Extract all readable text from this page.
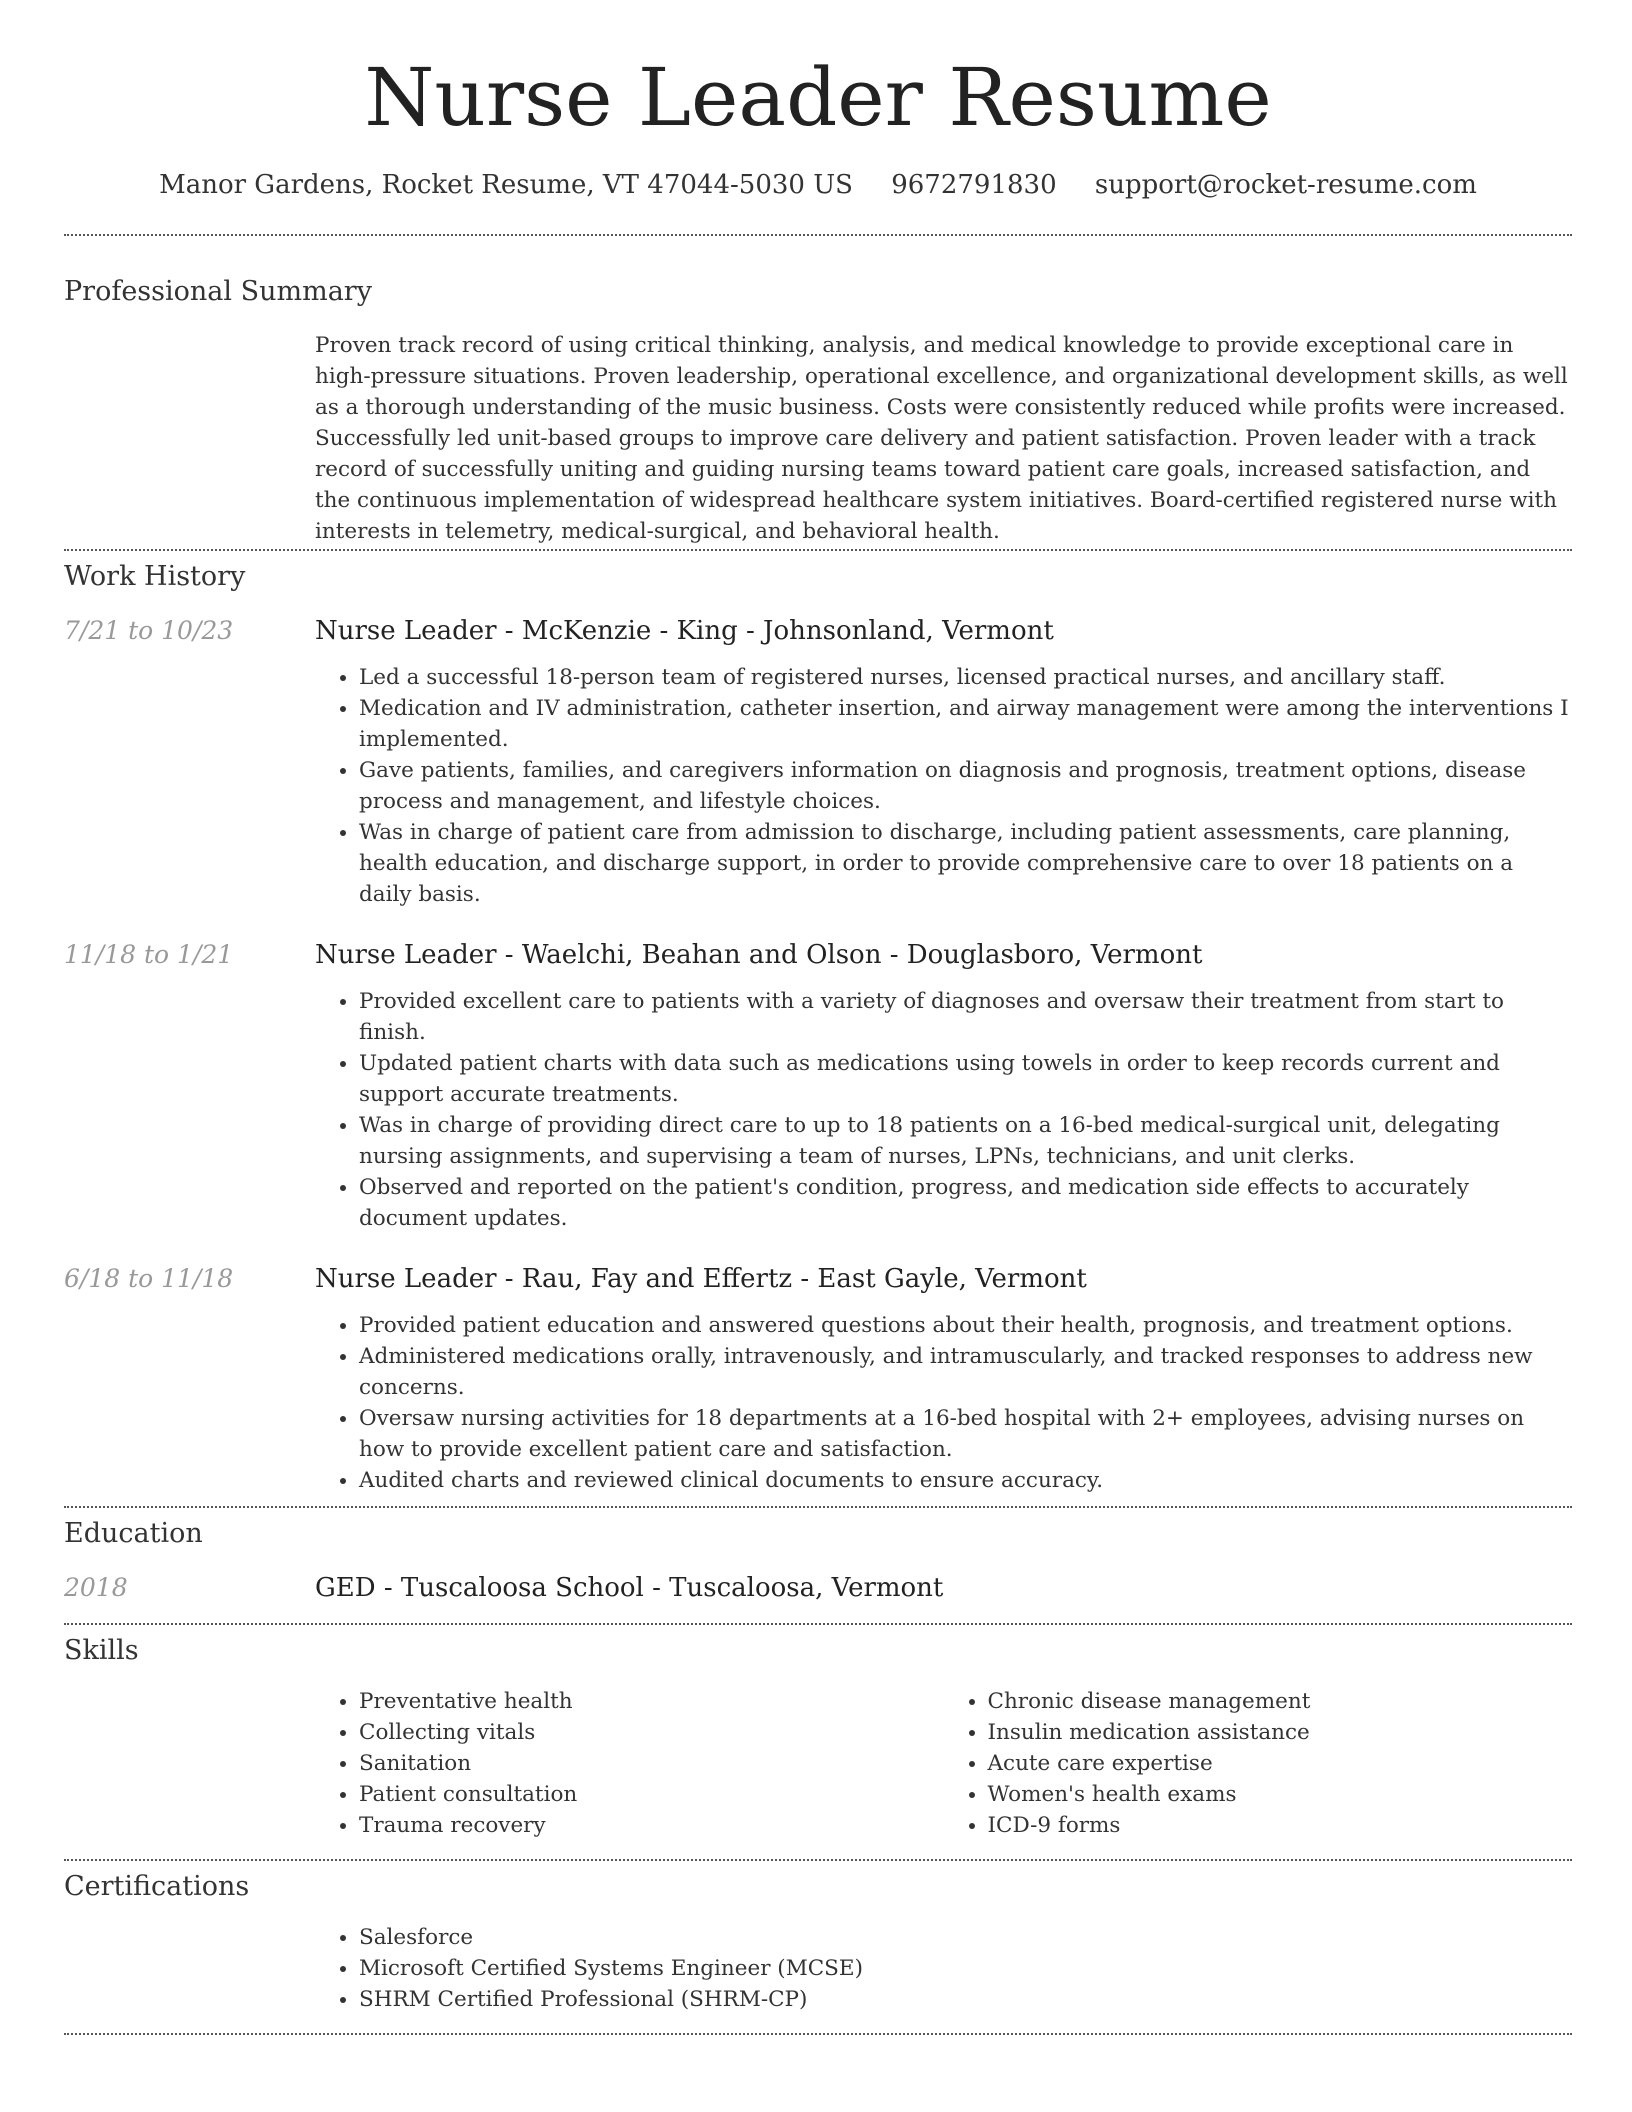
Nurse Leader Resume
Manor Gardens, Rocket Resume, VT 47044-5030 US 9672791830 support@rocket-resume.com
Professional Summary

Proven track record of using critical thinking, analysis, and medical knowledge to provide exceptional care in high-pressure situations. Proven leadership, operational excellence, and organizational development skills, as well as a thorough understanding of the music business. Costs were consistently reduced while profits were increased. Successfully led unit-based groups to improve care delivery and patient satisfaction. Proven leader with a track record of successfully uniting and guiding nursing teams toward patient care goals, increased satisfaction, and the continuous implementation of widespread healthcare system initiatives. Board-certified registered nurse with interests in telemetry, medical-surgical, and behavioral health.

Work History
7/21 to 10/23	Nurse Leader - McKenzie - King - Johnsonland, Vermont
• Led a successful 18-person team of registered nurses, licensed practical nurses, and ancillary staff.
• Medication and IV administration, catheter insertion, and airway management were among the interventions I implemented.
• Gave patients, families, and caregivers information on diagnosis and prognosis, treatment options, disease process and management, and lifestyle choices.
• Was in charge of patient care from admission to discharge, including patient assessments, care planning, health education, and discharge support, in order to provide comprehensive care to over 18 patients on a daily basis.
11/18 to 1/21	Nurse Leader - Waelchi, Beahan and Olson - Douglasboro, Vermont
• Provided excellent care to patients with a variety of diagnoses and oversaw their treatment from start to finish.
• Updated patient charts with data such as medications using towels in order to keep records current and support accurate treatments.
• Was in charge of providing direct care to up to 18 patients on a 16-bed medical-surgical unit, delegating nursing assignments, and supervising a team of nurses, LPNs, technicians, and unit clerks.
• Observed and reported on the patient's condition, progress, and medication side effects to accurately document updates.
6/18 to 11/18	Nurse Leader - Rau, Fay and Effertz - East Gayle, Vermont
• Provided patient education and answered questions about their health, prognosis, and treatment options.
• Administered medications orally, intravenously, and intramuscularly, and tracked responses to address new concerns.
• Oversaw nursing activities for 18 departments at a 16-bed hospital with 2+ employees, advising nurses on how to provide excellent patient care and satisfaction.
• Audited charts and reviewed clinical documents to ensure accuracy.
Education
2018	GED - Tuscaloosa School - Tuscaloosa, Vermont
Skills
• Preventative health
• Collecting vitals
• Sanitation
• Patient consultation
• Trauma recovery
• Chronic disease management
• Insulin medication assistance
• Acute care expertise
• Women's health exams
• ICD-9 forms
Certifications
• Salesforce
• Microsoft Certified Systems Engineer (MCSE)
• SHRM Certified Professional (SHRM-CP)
--
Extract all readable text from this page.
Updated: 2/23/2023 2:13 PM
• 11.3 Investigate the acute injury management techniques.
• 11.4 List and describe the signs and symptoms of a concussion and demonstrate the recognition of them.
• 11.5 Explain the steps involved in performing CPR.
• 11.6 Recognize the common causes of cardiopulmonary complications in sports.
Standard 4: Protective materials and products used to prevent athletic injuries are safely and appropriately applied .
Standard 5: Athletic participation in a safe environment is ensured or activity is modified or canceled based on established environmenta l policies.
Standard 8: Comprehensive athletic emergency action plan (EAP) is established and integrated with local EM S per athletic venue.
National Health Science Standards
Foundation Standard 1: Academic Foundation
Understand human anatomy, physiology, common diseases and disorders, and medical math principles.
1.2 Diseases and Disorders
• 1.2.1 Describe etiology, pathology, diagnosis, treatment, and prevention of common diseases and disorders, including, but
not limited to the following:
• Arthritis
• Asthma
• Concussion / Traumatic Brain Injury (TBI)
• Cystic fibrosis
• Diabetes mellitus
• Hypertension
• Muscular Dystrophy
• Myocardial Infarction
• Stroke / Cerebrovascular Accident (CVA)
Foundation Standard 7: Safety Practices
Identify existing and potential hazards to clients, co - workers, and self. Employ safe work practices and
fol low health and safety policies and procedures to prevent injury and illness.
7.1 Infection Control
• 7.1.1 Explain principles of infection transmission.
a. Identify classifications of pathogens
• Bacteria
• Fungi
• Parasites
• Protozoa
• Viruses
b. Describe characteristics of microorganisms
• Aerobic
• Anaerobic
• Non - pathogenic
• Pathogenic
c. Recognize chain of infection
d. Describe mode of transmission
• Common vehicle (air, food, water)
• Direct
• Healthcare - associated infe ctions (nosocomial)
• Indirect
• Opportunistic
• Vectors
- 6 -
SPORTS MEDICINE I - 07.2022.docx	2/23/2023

> **Task details**: Lines containing the word "charts" must all be returned from the material above.

> **Output**:
• Updated patient charts with data such as medications using towels in order to keep records current and support accurate treatments.
• Audited charts and reviewed clinical documents to ensure accuracy.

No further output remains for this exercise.